## [Directions for this task]
Pull out every line containing the string "JSON".
## BEGIN
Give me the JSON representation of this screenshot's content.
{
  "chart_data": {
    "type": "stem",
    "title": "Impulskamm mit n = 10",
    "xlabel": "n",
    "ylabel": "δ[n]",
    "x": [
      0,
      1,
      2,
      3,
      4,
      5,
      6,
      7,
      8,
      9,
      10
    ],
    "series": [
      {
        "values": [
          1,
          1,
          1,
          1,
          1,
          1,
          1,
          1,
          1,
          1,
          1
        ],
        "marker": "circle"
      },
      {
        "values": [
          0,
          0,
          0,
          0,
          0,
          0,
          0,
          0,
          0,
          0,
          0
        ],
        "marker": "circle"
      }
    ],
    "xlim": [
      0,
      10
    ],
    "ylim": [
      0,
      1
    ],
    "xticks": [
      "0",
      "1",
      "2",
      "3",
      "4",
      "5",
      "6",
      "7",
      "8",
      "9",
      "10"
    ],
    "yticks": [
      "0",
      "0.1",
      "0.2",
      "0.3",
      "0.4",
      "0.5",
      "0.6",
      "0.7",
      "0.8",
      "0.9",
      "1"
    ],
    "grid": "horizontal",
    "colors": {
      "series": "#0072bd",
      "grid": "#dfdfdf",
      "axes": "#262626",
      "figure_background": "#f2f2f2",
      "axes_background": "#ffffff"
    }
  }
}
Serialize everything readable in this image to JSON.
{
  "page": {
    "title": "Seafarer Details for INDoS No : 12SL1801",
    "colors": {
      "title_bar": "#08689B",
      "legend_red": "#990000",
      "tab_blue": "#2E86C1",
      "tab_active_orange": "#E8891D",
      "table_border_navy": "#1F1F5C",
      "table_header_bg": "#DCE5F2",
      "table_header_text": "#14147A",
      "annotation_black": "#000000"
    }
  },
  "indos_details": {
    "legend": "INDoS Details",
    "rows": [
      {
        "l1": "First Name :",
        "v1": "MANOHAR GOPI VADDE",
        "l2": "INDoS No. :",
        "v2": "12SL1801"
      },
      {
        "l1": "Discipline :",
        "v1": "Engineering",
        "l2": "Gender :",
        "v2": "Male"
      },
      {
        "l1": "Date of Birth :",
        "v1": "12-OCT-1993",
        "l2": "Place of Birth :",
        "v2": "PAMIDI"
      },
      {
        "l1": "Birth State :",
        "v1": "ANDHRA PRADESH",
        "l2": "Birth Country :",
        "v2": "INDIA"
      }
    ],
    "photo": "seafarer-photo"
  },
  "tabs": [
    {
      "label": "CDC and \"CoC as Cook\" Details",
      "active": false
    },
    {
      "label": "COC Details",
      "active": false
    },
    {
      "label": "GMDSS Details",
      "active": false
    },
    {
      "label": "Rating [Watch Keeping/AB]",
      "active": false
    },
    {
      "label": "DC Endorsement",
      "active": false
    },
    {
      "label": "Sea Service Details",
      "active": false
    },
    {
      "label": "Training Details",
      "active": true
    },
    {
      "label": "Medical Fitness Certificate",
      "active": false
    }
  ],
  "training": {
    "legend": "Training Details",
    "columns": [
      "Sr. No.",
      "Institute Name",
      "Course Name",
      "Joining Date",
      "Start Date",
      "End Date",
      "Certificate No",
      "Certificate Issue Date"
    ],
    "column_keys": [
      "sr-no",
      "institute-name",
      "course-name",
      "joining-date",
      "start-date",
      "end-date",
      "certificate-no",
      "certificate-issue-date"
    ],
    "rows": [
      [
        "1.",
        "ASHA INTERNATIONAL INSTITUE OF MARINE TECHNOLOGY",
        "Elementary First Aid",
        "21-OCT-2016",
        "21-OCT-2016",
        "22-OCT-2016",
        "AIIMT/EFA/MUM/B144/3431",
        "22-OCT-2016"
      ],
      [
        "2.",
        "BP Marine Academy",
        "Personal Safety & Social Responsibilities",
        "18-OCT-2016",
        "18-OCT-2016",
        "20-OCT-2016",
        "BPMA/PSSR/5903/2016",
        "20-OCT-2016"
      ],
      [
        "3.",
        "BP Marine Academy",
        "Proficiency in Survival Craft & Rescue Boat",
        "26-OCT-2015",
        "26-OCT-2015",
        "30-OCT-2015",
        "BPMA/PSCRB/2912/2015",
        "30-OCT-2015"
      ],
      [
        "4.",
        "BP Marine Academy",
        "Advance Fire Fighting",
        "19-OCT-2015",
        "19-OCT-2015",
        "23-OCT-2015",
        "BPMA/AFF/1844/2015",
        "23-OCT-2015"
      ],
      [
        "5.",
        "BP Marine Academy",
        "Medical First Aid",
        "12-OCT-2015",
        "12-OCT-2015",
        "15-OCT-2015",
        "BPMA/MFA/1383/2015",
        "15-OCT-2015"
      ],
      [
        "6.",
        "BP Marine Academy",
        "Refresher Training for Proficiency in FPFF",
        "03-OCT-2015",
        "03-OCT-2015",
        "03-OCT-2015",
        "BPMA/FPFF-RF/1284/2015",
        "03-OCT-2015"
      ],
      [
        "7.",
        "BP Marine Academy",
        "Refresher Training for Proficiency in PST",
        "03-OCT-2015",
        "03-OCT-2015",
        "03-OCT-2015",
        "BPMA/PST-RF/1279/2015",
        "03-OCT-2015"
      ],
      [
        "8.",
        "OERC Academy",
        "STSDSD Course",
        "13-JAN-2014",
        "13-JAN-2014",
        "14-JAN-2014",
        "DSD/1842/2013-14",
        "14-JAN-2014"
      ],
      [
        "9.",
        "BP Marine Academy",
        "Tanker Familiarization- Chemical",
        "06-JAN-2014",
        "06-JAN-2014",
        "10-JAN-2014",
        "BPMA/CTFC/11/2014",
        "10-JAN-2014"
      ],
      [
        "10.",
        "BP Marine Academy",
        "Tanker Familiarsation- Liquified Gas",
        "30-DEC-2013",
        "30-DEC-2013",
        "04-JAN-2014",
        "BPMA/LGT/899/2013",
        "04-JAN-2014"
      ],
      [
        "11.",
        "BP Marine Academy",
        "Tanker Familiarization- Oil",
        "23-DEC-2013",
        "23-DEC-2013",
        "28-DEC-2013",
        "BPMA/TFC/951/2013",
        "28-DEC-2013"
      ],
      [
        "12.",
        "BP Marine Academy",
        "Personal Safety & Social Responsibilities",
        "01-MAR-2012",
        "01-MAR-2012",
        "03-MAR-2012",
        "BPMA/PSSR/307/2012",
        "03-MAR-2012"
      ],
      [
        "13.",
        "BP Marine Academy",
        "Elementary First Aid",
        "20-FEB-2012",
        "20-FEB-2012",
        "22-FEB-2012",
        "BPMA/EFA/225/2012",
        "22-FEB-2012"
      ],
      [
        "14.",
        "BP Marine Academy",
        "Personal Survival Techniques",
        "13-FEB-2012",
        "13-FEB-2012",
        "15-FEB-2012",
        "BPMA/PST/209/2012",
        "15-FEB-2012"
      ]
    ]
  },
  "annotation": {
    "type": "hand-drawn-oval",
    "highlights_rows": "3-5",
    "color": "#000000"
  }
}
## END
## [Response to this task]
Give me the JSON representation of this screenshot's content.
Serialize everything readable in this image to JSON.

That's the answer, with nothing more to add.